Excerpts from a figure dataset:
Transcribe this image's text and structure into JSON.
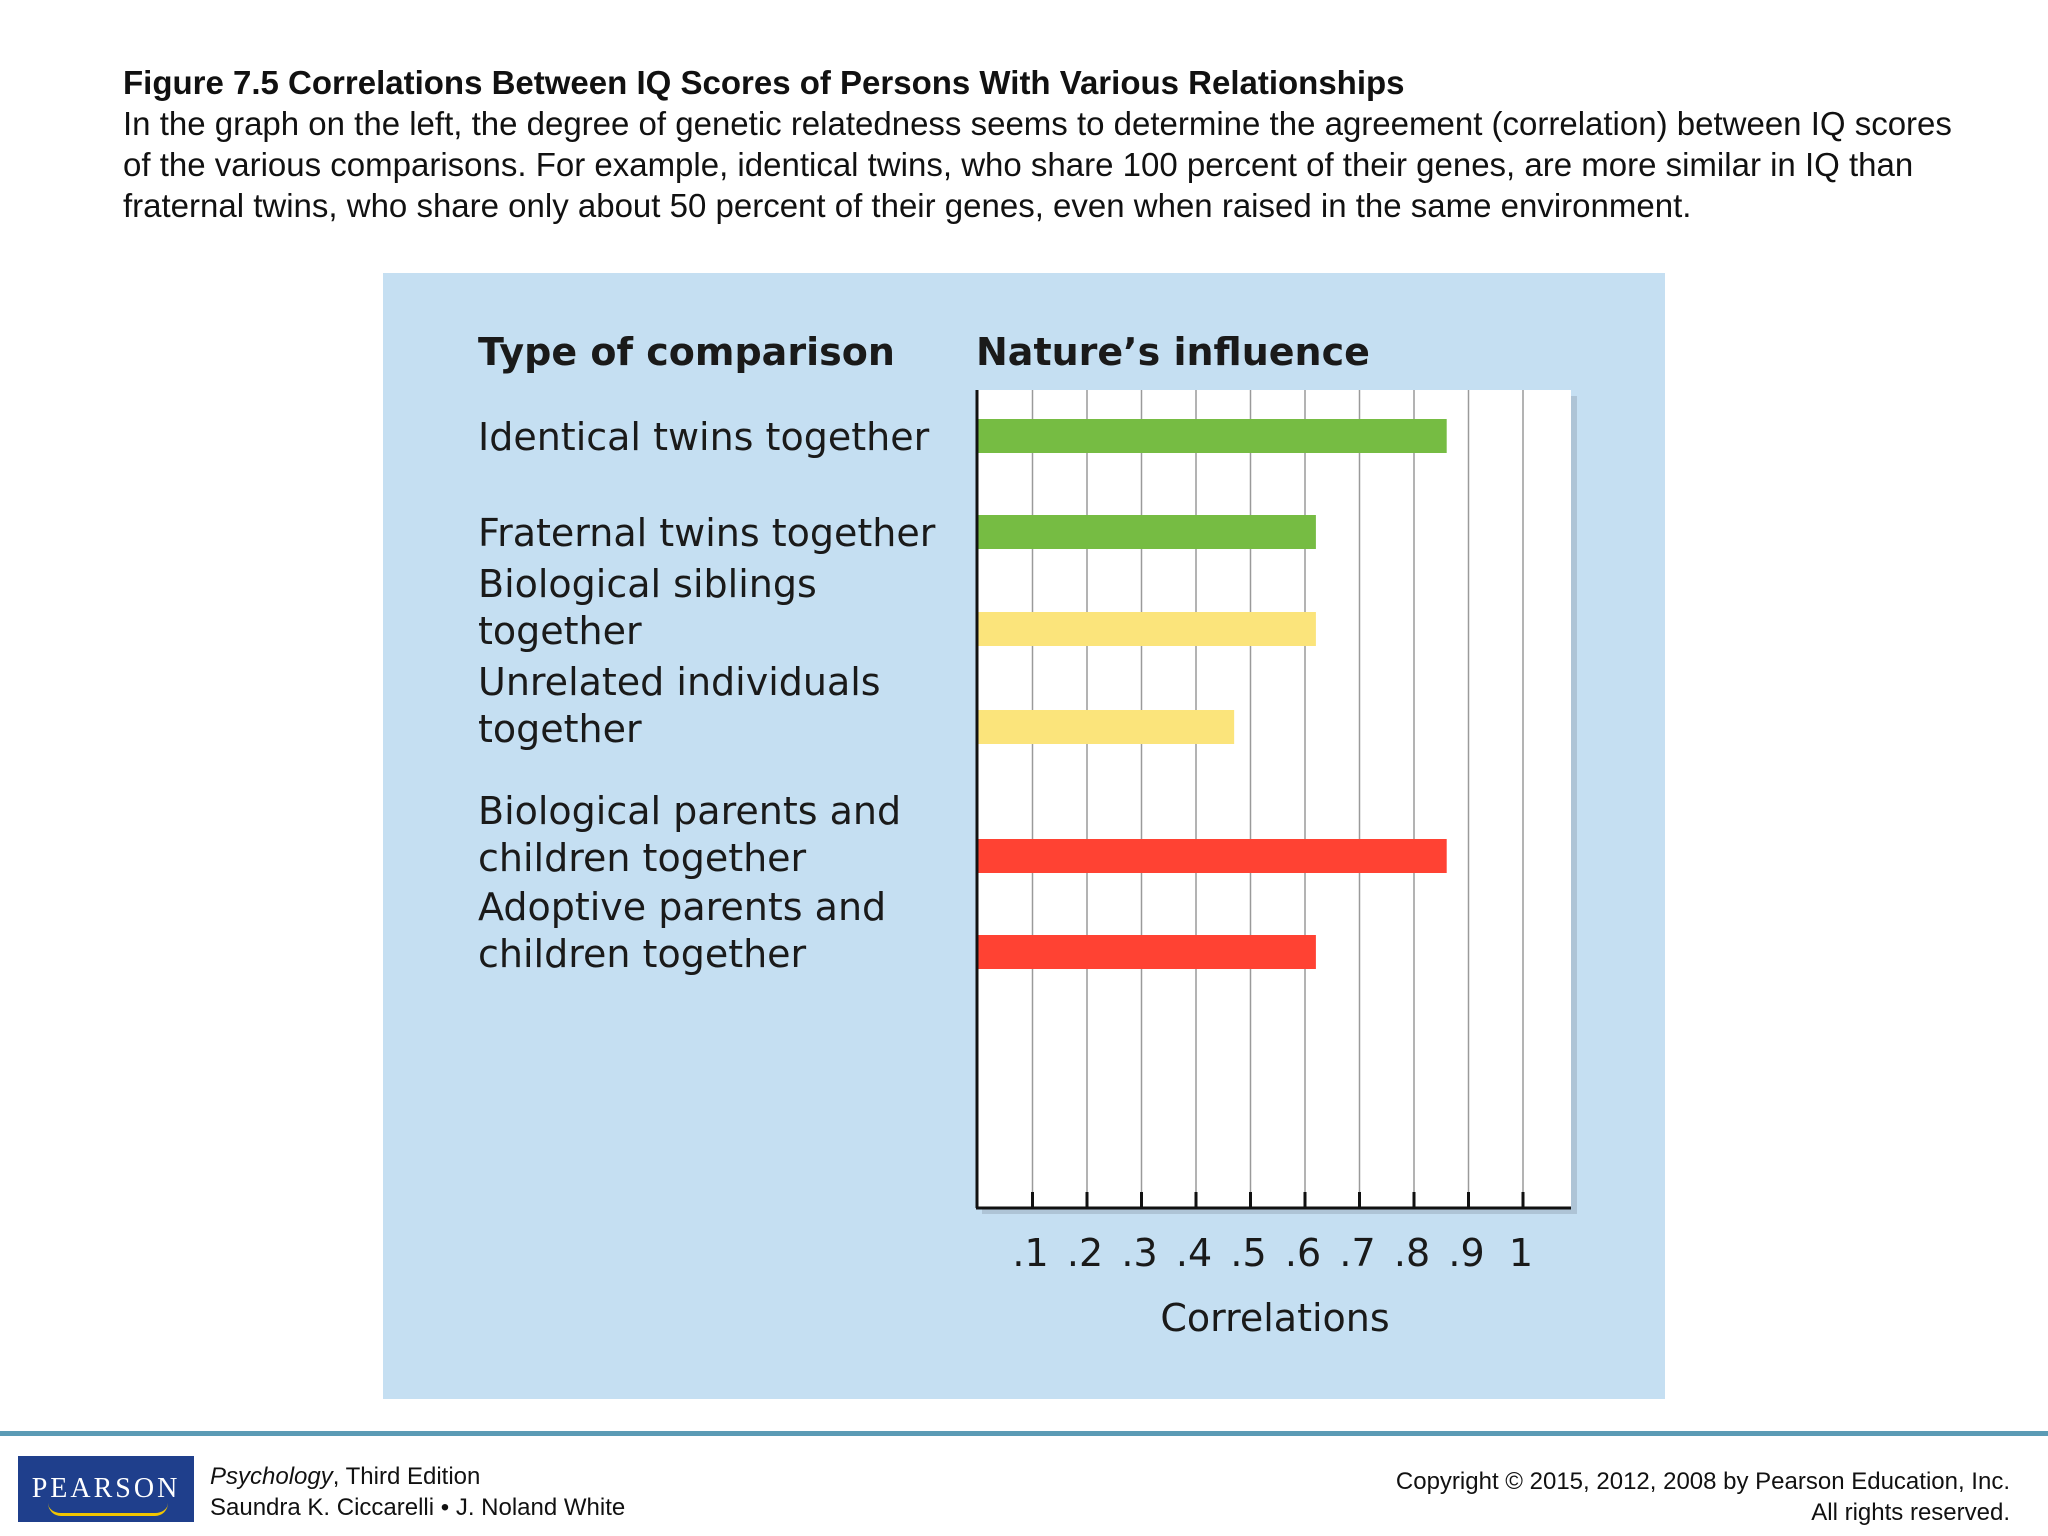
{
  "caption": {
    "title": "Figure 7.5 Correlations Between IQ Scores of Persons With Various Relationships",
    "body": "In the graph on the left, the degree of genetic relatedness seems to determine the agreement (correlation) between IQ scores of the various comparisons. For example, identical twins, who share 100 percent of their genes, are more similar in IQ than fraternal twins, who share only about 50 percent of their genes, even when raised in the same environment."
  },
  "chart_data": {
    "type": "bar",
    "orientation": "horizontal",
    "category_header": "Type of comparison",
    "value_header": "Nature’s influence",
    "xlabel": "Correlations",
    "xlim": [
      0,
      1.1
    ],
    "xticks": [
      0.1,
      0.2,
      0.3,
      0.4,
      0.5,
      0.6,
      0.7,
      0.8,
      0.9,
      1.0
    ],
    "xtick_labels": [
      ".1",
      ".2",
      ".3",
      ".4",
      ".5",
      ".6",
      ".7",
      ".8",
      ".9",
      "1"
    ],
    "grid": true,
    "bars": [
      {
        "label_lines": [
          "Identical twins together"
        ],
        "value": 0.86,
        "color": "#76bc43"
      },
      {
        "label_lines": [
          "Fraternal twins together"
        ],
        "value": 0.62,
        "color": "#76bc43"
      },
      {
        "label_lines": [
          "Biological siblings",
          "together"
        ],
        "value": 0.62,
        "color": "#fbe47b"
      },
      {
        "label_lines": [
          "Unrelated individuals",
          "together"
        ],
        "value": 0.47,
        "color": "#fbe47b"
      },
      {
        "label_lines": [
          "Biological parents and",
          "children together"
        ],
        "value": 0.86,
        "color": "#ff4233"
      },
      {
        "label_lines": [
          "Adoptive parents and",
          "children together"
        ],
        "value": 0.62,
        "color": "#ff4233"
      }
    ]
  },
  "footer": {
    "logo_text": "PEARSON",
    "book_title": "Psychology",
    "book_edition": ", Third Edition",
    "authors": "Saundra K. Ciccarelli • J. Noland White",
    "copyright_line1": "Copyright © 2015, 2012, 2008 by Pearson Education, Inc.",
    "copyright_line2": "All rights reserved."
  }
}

...

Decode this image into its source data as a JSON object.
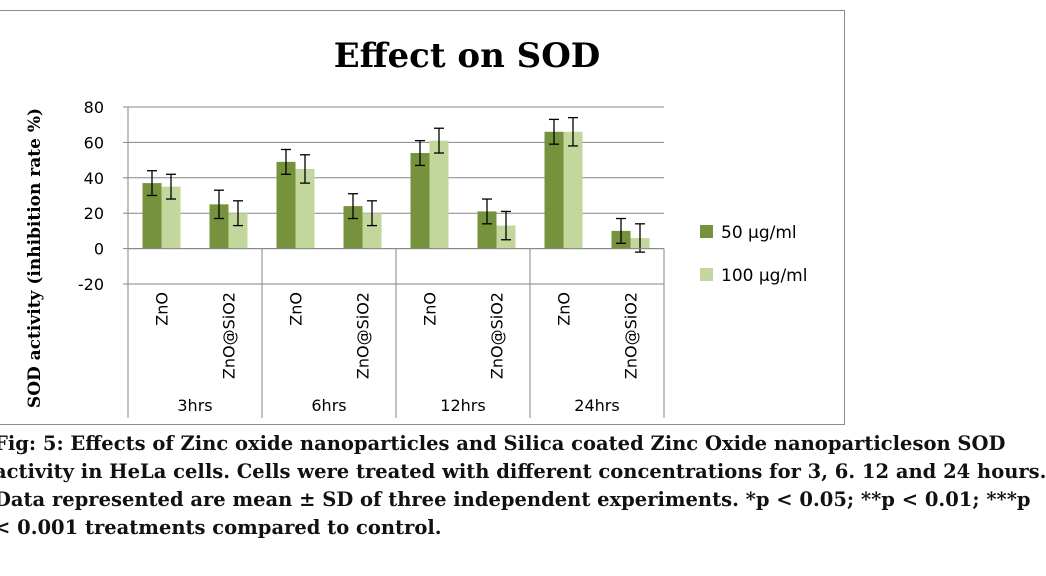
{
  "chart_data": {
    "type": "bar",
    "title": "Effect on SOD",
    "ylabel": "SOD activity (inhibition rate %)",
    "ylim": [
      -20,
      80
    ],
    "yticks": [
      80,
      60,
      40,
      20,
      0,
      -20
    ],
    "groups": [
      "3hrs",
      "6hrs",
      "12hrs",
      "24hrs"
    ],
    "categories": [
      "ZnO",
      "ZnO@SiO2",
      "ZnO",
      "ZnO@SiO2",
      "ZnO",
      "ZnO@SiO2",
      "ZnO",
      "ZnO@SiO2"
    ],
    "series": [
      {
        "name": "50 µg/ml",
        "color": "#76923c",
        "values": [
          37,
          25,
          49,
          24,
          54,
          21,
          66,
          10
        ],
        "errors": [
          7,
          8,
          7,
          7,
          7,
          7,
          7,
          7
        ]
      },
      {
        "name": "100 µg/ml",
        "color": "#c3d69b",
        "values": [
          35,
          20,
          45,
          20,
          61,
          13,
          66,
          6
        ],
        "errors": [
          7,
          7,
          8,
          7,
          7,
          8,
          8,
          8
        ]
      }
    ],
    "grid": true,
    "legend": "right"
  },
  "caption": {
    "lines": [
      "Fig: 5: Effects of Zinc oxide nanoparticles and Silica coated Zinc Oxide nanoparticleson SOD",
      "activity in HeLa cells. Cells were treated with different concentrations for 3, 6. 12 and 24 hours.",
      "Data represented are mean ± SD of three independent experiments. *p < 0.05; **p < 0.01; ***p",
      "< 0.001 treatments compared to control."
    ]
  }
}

Task to complete
Extract each line holding the word "this" from the records.

Response to the task
Transcribe this image's text and structure into JSON.
Decode this image into its source data as a JSON object.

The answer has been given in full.